──────── Data rows

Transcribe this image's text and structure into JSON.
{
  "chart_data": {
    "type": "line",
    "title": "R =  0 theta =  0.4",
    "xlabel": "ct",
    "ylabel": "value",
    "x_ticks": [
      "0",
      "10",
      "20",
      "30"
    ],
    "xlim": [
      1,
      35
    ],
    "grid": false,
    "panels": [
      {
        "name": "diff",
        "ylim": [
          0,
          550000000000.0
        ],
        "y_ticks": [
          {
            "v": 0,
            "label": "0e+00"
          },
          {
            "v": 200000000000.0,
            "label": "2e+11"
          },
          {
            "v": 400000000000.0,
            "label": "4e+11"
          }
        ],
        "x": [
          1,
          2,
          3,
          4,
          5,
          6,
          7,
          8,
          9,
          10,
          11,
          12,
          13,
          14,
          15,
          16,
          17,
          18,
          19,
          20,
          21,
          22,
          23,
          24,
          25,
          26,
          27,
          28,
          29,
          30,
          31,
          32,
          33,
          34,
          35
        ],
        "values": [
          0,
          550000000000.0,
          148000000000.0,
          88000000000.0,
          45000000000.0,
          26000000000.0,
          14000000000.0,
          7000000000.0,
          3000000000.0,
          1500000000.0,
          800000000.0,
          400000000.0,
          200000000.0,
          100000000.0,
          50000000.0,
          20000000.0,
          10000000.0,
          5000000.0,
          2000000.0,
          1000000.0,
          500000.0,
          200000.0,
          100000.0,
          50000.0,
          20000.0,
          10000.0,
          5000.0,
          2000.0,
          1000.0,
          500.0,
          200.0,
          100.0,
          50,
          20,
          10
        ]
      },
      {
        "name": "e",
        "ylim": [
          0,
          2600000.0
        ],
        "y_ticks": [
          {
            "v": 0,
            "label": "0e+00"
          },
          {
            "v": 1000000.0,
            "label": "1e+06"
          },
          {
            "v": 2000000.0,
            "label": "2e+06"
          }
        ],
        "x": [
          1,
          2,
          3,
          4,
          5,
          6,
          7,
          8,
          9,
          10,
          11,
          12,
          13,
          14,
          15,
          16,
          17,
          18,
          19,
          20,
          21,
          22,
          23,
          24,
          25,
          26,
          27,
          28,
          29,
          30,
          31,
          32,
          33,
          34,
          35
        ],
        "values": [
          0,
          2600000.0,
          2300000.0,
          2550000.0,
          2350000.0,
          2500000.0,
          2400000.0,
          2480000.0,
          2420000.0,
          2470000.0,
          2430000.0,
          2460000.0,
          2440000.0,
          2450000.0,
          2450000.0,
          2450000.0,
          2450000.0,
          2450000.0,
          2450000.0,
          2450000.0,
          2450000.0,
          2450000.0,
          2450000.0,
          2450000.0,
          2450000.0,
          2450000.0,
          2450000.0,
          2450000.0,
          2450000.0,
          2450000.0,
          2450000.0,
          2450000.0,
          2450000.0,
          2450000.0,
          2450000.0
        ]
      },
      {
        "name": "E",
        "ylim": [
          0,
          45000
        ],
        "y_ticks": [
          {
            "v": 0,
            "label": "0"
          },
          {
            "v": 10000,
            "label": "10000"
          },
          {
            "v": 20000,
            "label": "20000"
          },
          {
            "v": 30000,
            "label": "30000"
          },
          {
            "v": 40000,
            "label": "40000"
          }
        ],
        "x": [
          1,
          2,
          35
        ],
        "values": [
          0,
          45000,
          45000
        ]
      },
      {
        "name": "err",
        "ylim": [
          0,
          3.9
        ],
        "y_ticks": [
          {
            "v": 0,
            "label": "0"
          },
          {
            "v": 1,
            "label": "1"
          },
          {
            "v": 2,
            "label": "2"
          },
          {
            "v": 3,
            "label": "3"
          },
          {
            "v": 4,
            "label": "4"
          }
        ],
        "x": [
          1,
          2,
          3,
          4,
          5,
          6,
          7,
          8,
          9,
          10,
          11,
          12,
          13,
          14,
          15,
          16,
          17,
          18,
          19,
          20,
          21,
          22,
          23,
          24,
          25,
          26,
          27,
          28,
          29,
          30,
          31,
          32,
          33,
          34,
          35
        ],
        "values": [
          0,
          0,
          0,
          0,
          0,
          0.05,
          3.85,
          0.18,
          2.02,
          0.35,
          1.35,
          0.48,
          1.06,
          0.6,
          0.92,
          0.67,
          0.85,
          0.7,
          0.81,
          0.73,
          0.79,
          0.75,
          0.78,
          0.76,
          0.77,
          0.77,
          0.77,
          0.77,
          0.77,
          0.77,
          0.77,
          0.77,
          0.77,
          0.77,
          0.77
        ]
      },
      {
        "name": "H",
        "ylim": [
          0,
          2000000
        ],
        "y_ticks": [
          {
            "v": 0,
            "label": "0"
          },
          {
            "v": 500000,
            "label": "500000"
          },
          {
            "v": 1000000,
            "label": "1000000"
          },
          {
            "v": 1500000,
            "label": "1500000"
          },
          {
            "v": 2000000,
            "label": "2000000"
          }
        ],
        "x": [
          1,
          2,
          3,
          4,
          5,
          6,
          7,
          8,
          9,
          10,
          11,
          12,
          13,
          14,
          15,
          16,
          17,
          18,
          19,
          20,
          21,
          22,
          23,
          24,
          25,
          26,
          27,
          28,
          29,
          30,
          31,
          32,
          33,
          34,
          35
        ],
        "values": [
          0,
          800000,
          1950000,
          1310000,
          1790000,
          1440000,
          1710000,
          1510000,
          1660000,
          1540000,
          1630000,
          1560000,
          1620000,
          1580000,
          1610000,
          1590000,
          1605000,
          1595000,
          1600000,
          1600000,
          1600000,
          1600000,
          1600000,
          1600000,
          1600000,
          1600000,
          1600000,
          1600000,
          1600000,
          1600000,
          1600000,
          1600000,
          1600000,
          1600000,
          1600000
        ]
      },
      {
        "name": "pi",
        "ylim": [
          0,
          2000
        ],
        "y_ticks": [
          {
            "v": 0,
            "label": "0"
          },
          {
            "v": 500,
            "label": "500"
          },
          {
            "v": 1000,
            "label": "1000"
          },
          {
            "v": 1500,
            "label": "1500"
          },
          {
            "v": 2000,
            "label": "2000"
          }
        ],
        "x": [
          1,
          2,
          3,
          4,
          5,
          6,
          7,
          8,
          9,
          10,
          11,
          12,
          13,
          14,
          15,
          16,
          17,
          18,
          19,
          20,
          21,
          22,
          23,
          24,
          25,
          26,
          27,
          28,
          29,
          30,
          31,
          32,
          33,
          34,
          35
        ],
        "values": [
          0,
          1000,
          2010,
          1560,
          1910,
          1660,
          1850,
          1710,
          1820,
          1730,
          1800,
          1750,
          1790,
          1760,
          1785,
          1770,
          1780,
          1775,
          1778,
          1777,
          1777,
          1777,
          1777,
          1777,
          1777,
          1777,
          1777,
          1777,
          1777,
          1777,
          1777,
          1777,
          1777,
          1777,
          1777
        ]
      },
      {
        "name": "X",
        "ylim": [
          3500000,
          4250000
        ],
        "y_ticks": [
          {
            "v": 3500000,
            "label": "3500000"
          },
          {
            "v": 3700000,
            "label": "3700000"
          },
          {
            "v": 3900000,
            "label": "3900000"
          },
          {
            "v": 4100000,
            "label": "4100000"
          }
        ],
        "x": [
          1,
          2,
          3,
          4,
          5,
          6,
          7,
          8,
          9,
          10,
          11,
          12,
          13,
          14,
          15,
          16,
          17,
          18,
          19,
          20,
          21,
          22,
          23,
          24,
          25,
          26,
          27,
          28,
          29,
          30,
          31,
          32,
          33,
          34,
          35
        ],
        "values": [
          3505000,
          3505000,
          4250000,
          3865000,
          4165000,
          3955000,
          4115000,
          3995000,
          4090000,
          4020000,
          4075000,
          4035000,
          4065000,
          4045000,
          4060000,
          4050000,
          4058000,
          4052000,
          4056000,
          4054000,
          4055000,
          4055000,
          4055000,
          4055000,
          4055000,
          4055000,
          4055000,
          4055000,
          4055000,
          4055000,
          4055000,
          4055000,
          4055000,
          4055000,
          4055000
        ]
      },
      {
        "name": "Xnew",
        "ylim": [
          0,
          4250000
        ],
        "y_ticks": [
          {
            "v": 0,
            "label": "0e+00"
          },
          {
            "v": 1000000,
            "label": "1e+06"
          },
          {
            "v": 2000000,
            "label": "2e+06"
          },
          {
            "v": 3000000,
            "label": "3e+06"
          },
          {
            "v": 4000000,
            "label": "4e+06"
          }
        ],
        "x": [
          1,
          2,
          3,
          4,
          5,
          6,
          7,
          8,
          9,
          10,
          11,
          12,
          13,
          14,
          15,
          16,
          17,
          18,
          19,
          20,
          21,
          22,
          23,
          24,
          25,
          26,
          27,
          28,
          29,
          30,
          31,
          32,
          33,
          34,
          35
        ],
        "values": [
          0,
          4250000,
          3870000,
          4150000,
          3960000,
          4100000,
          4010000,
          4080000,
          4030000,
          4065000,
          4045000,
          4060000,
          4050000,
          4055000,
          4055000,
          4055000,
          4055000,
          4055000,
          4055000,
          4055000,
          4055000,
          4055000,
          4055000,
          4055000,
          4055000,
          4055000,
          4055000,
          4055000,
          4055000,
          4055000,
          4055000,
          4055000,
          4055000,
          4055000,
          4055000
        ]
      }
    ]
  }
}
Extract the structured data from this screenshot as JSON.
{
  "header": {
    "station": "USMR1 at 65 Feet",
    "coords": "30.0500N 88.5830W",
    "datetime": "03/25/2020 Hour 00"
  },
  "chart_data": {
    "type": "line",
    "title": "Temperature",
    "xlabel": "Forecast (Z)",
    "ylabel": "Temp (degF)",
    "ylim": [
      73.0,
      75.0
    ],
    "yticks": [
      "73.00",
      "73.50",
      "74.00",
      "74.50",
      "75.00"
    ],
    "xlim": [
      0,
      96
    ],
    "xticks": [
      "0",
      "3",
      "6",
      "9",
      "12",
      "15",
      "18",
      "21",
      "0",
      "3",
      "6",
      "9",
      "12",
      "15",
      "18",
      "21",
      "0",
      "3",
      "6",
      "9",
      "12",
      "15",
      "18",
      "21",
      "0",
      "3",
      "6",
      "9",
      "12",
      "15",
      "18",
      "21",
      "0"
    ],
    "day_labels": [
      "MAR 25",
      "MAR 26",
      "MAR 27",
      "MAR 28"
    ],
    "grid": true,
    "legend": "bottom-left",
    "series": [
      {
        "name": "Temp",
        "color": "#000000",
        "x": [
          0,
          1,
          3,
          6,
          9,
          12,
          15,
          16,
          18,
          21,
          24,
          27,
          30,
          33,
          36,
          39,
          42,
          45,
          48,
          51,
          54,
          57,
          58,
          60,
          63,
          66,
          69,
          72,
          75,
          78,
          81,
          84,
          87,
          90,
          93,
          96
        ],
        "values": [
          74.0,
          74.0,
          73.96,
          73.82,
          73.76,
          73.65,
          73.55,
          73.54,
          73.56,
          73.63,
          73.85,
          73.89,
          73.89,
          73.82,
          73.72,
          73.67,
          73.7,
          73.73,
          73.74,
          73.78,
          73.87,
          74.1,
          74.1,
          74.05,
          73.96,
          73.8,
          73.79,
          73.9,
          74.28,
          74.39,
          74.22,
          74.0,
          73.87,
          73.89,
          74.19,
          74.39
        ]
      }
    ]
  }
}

────────────────

## Description of the task:
Give only the count of lines in which the string "JSON" appears.

## Task response:
2